Figure collection entries:
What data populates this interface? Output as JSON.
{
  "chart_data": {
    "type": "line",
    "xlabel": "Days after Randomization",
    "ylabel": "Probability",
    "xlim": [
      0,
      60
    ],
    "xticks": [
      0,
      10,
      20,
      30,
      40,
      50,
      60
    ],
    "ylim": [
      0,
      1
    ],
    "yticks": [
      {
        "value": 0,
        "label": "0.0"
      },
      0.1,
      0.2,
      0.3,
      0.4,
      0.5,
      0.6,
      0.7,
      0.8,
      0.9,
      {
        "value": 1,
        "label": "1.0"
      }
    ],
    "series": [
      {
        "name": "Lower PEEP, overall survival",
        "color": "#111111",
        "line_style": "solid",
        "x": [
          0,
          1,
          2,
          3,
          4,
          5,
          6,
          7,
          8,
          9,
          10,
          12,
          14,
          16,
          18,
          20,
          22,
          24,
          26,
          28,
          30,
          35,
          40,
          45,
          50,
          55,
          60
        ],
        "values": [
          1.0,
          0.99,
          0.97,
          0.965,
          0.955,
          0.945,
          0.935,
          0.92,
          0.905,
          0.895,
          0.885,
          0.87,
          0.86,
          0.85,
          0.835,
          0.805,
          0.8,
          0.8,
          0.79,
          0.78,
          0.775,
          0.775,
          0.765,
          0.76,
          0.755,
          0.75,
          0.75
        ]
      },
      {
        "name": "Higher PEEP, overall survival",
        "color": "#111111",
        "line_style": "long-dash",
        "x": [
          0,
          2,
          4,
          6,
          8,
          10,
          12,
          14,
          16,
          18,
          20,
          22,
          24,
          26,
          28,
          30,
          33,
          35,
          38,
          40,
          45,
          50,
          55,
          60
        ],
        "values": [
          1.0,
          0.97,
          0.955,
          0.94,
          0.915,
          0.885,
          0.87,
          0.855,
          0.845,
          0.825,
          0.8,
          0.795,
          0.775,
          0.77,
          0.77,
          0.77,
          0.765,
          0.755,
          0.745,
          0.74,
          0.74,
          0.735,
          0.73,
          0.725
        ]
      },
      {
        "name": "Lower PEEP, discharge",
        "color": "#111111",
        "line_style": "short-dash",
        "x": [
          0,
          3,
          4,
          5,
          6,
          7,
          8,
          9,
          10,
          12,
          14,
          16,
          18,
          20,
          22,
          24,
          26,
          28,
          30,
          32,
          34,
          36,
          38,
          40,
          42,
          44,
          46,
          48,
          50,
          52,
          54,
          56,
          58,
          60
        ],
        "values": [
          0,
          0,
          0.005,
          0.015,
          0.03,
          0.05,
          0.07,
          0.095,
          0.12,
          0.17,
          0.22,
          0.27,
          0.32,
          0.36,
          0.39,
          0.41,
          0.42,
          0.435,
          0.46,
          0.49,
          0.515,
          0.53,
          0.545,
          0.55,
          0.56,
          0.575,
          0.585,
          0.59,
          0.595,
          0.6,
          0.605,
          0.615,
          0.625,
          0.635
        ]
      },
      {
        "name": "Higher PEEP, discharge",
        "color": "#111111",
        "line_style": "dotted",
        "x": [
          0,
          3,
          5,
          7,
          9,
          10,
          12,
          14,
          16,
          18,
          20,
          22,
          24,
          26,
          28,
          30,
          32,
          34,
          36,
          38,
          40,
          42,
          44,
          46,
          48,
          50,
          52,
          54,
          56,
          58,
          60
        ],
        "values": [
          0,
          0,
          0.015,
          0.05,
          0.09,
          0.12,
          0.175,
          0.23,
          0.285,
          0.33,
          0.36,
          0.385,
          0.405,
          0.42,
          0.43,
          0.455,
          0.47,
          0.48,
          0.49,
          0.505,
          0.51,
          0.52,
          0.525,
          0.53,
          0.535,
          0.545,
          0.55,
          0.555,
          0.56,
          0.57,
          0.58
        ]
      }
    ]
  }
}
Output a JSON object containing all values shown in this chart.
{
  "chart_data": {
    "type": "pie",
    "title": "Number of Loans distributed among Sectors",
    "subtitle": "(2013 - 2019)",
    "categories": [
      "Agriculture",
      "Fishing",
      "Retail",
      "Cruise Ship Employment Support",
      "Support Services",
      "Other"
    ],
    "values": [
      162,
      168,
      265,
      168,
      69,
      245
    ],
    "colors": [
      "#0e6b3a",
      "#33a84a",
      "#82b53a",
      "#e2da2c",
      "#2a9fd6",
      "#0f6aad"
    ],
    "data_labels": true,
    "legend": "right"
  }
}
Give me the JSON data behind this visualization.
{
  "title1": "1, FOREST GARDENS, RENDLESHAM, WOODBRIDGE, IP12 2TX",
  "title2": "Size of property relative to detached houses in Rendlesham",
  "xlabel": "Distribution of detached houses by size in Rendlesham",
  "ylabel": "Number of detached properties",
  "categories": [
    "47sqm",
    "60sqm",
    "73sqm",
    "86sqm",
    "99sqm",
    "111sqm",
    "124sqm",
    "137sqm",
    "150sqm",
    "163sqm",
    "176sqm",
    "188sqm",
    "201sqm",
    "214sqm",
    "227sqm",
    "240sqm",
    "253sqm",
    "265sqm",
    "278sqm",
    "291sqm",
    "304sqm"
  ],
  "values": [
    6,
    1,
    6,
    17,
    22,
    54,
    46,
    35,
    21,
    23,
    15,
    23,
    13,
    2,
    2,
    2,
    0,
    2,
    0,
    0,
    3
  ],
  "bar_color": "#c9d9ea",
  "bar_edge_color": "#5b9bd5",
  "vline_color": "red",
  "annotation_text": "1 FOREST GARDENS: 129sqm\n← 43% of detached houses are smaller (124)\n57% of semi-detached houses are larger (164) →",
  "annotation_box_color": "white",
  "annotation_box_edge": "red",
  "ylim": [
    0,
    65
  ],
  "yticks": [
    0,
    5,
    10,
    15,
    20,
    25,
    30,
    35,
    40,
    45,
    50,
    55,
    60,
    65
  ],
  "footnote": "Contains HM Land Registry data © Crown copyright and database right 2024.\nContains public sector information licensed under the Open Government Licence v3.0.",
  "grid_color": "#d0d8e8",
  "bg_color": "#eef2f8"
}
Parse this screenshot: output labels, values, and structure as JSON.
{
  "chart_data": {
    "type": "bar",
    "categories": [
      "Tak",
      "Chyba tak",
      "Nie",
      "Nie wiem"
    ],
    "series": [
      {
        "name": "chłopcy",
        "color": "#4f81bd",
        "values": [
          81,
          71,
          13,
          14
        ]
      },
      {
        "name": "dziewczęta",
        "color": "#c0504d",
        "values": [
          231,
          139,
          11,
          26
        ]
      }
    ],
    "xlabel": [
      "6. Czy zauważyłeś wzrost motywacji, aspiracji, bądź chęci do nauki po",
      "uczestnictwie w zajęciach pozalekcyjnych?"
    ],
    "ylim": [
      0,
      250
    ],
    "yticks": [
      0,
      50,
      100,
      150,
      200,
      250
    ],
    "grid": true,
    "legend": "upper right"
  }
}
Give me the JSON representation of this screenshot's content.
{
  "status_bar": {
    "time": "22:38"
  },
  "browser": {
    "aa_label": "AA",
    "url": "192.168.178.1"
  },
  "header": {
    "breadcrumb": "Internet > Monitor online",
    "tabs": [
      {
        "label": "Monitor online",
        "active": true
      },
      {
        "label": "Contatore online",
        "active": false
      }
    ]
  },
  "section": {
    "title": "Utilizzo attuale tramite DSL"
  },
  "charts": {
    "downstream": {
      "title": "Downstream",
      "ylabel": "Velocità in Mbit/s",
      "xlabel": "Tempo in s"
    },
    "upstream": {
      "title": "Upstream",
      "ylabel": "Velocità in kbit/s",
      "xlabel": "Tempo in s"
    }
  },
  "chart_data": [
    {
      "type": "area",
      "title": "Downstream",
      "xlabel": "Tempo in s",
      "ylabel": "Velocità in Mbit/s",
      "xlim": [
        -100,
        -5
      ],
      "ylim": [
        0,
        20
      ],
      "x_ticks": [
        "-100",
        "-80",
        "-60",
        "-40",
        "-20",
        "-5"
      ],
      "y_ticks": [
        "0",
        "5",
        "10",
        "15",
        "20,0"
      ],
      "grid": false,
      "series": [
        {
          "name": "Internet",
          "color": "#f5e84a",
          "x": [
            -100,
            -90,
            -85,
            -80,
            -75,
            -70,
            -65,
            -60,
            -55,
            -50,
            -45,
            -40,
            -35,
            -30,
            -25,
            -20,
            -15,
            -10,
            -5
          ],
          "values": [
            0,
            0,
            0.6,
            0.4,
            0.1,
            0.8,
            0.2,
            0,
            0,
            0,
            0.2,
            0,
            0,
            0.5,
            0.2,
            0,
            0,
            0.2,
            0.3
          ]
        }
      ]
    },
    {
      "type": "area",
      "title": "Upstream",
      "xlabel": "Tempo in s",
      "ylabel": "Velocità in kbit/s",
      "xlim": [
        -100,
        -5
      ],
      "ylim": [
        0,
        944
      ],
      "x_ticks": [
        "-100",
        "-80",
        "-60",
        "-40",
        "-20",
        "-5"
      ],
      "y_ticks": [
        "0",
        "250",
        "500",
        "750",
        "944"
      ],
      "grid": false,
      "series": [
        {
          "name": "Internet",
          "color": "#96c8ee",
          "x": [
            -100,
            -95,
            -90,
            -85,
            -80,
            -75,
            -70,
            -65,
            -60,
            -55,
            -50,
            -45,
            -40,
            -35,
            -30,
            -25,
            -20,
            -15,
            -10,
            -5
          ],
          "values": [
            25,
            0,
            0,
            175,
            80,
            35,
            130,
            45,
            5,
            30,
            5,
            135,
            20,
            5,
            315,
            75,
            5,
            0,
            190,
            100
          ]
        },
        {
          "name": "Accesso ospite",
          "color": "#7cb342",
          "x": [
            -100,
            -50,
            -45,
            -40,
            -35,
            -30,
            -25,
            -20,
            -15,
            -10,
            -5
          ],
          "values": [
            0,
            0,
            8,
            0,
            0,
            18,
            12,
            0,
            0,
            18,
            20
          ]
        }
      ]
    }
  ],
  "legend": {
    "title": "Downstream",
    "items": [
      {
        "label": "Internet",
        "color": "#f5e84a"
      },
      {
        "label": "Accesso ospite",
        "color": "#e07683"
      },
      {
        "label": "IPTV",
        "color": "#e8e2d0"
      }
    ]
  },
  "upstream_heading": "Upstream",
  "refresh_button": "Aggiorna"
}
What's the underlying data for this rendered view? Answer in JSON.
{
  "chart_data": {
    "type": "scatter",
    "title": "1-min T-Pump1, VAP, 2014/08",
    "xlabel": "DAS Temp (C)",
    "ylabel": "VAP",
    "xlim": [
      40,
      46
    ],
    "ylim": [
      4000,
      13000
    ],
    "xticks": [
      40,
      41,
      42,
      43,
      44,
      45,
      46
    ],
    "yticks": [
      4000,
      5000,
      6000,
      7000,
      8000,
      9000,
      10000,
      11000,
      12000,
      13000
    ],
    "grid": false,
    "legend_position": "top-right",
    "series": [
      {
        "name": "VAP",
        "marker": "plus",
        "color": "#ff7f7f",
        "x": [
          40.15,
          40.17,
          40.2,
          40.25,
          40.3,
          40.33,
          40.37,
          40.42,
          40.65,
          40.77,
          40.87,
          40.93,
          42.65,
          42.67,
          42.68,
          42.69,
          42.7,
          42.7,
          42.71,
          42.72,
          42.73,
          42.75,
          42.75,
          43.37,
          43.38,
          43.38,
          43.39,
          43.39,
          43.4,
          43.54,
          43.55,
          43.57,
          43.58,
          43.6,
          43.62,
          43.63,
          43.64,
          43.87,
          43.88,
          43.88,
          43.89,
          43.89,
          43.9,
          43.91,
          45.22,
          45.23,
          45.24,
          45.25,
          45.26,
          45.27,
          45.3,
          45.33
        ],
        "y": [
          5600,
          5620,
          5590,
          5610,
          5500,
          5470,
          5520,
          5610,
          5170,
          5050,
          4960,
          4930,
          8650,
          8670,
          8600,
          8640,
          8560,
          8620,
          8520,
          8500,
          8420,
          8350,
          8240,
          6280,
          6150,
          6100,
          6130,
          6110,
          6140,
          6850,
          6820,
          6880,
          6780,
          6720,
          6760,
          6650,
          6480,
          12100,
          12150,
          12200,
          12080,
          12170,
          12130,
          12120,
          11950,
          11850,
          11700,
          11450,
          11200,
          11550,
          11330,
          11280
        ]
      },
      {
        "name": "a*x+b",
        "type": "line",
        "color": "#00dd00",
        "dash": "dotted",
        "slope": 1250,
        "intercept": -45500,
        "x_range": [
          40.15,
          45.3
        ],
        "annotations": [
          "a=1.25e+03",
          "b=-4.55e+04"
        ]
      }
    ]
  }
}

WHAT TO WORK ON: Which lines hold the word "false"? Return all of them from the records above.

WRITTEN RESPONSE:
        "active": false
      "grid": false,
      "grid": false,
    "grid": false,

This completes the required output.